## Given entries
++++++++++++++++++++

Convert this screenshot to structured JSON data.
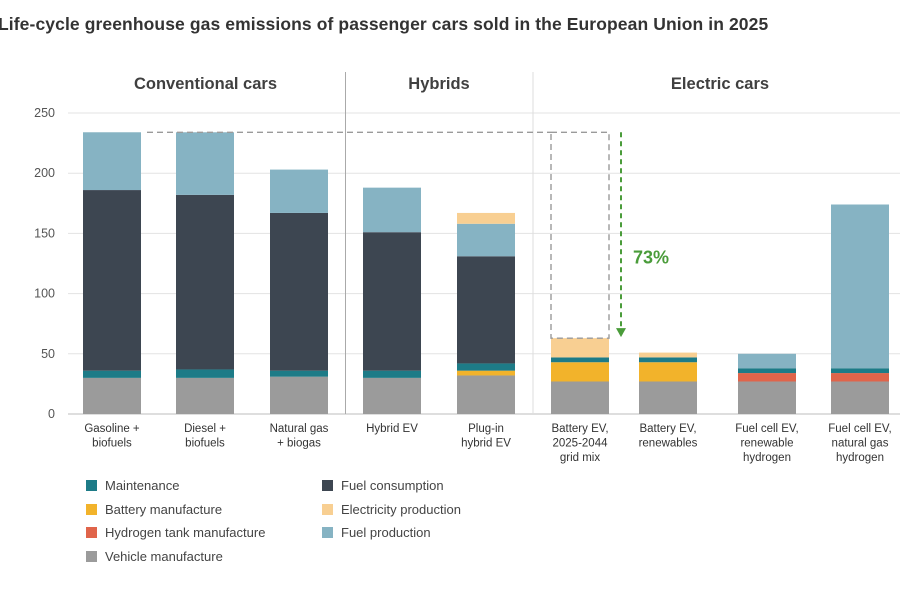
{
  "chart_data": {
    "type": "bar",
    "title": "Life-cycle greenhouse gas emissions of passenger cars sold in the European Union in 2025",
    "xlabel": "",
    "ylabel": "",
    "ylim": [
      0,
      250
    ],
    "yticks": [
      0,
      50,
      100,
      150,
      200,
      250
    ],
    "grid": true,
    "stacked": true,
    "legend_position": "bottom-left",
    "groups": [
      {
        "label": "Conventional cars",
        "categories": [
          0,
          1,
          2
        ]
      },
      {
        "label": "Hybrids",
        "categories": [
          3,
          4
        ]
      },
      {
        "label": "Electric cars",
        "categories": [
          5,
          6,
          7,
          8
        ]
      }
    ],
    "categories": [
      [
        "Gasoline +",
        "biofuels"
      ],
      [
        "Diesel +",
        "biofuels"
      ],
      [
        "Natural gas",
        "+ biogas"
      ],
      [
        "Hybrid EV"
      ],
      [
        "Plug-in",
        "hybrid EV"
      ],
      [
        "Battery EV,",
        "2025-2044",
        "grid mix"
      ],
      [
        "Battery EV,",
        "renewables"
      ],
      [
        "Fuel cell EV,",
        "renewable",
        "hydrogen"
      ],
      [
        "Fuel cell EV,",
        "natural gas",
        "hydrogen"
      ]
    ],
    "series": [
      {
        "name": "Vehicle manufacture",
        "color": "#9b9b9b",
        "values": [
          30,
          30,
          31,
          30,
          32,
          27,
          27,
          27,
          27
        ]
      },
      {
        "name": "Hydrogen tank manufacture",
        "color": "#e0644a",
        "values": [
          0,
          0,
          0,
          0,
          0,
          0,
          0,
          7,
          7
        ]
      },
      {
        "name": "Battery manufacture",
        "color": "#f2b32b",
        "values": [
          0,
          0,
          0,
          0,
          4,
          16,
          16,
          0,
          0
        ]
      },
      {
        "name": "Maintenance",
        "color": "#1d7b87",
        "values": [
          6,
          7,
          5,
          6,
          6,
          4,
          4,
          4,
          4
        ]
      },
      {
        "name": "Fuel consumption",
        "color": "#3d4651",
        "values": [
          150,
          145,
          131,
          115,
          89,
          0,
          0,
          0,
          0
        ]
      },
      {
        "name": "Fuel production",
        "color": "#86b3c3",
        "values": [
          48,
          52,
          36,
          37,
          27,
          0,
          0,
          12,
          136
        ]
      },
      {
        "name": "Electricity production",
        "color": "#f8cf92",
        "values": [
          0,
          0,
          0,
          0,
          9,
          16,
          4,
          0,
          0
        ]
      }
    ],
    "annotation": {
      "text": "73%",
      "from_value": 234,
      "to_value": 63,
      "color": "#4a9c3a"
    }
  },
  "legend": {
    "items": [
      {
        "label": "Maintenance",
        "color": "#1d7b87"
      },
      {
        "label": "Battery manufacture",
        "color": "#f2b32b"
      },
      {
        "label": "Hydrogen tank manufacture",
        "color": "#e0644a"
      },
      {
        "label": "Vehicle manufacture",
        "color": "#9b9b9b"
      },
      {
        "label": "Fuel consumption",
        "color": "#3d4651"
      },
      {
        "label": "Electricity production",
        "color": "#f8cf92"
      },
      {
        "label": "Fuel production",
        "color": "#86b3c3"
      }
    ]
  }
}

++++++++++++++++++++

## Your instructions
Go back to the records above and write them out exactly, without the pictures.

## Written solution
Convert this screenshot to structured JSON data.
{
  "chart_data": {
    "type": "bar",
    "title": "Life-cycle greenhouse gas emissions of passenger cars sold in the European Union in 2025",
    "xlabel": "",
    "ylabel": "",
    "ylim": [
      0,
      250
    ],
    "yticks": [
      0,
      50,
      100,
      150,
      200,
      250
    ],
    "grid": true,
    "stacked": true,
    "legend_position": "bottom-left",
    "groups": [
      {
        "label": "Conventional cars",
        "categories": [
          0,
          1,
          2
        ]
      },
      {
        "label": "Hybrids",
        "categories": [
          3,
          4
        ]
      },
      {
        "label": "Electric cars",
        "categories": [
          5,
          6,
          7,
          8
        ]
      }
    ],
    "categories": [
      [
        "Gasoline +",
        "biofuels"
      ],
      [
        "Diesel +",
        "biofuels"
      ],
      [
        "Natural gas",
        "+ biogas"
      ],
      [
        "Hybrid EV"
      ],
      [
        "Plug-in",
        "hybrid EV"
      ],
      [
        "Battery EV,",
        "2025-2044",
        "grid mix"
      ],
      [
        "Battery EV,",
        "renewables"
      ],
      [
        "Fuel cell EV,",
        "renewable",
        "hydrogen"
      ],
      [
        "Fuel cell EV,",
        "natural gas",
        "hydrogen"
      ]
    ],
    "series": [
      {
        "name": "Vehicle manufacture",
        "color": "#9b9b9b",
        "values": [
          30,
          30,
          31,
          30,
          32,
          27,
          27,
          27,
          27
        ]
      },
      {
        "name": "Hydrogen tank manufacture",
        "color": "#e0644a",
        "values": [
          0,
          0,
          0,
          0,
          0,
          0,
          0,
          7,
          7
        ]
      },
      {
        "name": "Battery manufacture",
        "color": "#f2b32b",
        "values": [
          0,
          0,
          0,
          0,
          4,
          16,
          16,
          0,
          0
        ]
      },
      {
        "name": "Maintenance",
        "color": "#1d7b87",
        "values": [
          6,
          7,
          5,
          6,
          6,
          4,
          4,
          4,
          4
        ]
      },
      {
        "name": "Fuel consumption",
        "color": "#3d4651",
        "values": [
          150,
          145,
          131,
          115,
          89,
          0,
          0,
          0,
          0
        ]
      },
      {
        "name": "Fuel production",
        "color": "#86b3c3",
        "values": [
          48,
          52,
          36,
          37,
          27,
          0,
          0,
          12,
          136
        ]
      },
      {
        "name": "Electricity production",
        "color": "#f8cf92",
        "values": [
          0,
          0,
          0,
          0,
          9,
          16,
          4,
          0,
          0
        ]
      }
    ],
    "annotation": {
      "text": "73%",
      "from_value": 234,
      "to_value": 63,
      "color": "#4a9c3a"
    }
  },
  "legend": {
    "items": [
      {
        "label": "Maintenance",
        "color": "#1d7b87"
      },
      {
        "label": "Battery manufacture",
        "color": "#f2b32b"
      },
      {
        "label": "Hydrogen tank manufacture",
        "color": "#e0644a"
      },
      {
        "label": "Vehicle manufacture",
        "color": "#9b9b9b"
      },
      {
        "label": "Fuel consumption",
        "color": "#3d4651"
      },
      {
        "label": "Electricity production",
        "color": "#f8cf92"
      },
      {
        "label": "Fuel production",
        "color": "#86b3c3"
      }
    ]
  }
}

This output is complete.